▶ [TASK PROMPT]: Every line below should be repeated exactly.

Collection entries
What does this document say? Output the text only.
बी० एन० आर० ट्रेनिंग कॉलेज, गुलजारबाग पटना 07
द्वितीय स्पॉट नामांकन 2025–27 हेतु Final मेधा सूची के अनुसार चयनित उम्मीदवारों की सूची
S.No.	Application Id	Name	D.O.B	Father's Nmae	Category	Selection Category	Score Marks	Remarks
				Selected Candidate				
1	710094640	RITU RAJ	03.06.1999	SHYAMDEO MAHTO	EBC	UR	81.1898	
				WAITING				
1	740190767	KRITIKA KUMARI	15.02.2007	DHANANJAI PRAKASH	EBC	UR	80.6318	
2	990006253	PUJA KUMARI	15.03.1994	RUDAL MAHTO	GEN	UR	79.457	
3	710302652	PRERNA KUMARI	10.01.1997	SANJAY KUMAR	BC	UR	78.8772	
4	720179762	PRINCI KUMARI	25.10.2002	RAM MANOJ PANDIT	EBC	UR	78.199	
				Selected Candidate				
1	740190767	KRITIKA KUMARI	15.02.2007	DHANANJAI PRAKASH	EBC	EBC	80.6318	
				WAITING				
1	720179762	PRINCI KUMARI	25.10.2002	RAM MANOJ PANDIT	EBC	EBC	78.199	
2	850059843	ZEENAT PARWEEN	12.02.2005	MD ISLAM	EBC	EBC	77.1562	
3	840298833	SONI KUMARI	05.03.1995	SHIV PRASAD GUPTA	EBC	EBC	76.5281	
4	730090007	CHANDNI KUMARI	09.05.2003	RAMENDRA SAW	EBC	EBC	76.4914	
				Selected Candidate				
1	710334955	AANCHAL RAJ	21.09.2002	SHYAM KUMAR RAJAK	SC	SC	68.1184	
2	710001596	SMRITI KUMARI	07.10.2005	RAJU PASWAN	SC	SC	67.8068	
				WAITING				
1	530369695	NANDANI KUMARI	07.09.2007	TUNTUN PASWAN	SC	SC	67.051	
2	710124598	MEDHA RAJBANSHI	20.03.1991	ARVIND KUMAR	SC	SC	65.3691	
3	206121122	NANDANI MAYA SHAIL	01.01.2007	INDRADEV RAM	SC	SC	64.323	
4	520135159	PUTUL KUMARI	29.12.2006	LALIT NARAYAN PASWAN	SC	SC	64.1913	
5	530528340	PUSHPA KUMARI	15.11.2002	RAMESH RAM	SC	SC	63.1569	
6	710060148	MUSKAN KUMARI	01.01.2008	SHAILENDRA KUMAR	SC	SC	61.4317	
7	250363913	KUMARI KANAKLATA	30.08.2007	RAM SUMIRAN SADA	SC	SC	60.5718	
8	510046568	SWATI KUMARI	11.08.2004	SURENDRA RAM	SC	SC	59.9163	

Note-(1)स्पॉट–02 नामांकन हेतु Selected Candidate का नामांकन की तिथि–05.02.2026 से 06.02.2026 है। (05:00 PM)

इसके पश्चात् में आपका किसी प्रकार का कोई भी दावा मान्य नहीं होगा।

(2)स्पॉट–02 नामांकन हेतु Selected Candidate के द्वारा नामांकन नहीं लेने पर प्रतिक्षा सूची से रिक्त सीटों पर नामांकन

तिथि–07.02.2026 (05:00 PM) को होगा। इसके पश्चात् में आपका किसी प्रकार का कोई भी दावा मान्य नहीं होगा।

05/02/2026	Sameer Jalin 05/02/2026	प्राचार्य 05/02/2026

▶ [WRITTEN ANSWER]:
What does this document say? Output the text only.
बी० एन० आर० ट्रेनिंग कॉलेज, गुलजारबाग पटना 07
द्वितीय स्पॉट नामांकन 2025–27 हेतु Final मेधा सूची के अनुसार चयनित उम्मीदवारों की सूची
S.No.	Application Id	Name	D.O.B	Father's Nmae	Category	Selection Category	Score Marks	Remarks
				Selected Candidate				
1	710094640	RITU RAJ	03.06.1999	SHYAMDEO MAHTO	EBC	UR	81.1898	
				WAITING				
1	740190767	KRITIKA KUMARI	15.02.2007	DHANANJAI PRAKASH	EBC	UR	80.6318	
2	990006253	PUJA KUMARI	15.03.1994	RUDAL MAHTO	GEN	UR	79.457	
3	710302652	PRERNA KUMARI	10.01.1997	SANJAY KUMAR	BC	UR	78.8772	
4	720179762	PRINCI KUMARI	25.10.2002	RAM MANOJ PANDIT	EBC	UR	78.199	
				Selected Candidate				
1	740190767	KRITIKA KUMARI	15.02.2007	DHANANJAI PRAKASH	EBC	EBC	80.6318	
				WAITING				
1	720179762	PRINCI KUMARI	25.10.2002	RAM MANOJ PANDIT	EBC	EBC	78.199	
2	850059843	ZEENAT PARWEEN	12.02.2005	MD ISLAM	EBC	EBC	77.1562	
3	840298833	SONI KUMARI	05.03.1995	SHIV PRASAD GUPTA	EBC	EBC	76.5281	
4	730090007	CHANDNI KUMARI	09.05.2003	RAMENDRA SAW	EBC	EBC	76.4914	
				Selected Candidate				
1	710334955	AANCHAL RAJ	21.09.2002	SHYAM KUMAR RAJAK	SC	SC	68.1184	
2	710001596	SMRITI KUMARI	07.10.2005	RAJU PASWAN	SC	SC	67.8068	
				WAITING				
1	530369695	NANDANI KUMARI	07.09.2007	TUNTUN PASWAN	SC	SC	67.051	
2	710124598	MEDHA RAJBANSHI	20.03.1991	ARVIND KUMAR	SC	SC	65.3691	
3	206121122	NANDANI MAYA SHAIL	01.01.2007	INDRADEV RAM	SC	SC	64.323	
4	520135159	PUTUL KUMARI	29.12.2006	LALIT NARAYAN PASWAN	SC	SC	64.1913	
5	530528340	PUSHPA KUMARI	15.11.2002	RAMESH RAM	SC	SC	63.1569	
6	710060148	MUSKAN KUMARI	01.01.2008	SHAILENDRA KUMAR	SC	SC	61.4317	
7	250363913	KUMARI KANAKLATA	30.08.2007	RAM SUMIRAN SADA	SC	SC	60.5718	
8	510046568	SWATI KUMARI	11.08.2004	SURENDRA RAM	SC	SC	59.9163	

Note-(1)स्पॉट–02 नामांकन हेतु Selected Candidate का नामांकन की तिथि–05.02.2026 से 06.02.2026 है। (05:00 PM)

इसके पश्चात् में आपका किसी प्रकार का कोई भी दावा मान्य नहीं होगा।

(2)स्पॉट–02 नामांकन हेतु Selected Candidate के द्वारा नामांकन नहीं लेने पर प्रतिक्षा सूची से रिक्त सीटों पर नामांकन

तिथि–07.02.2026 (05:00 PM) को होगा। इसके पश्चात् में आपका किसी प्रकार का कोई भी दावा मान्य नहीं होगा।

05/02/2026	Sameer Jalin 05/02/2026	प्राचार्य 05/02/2026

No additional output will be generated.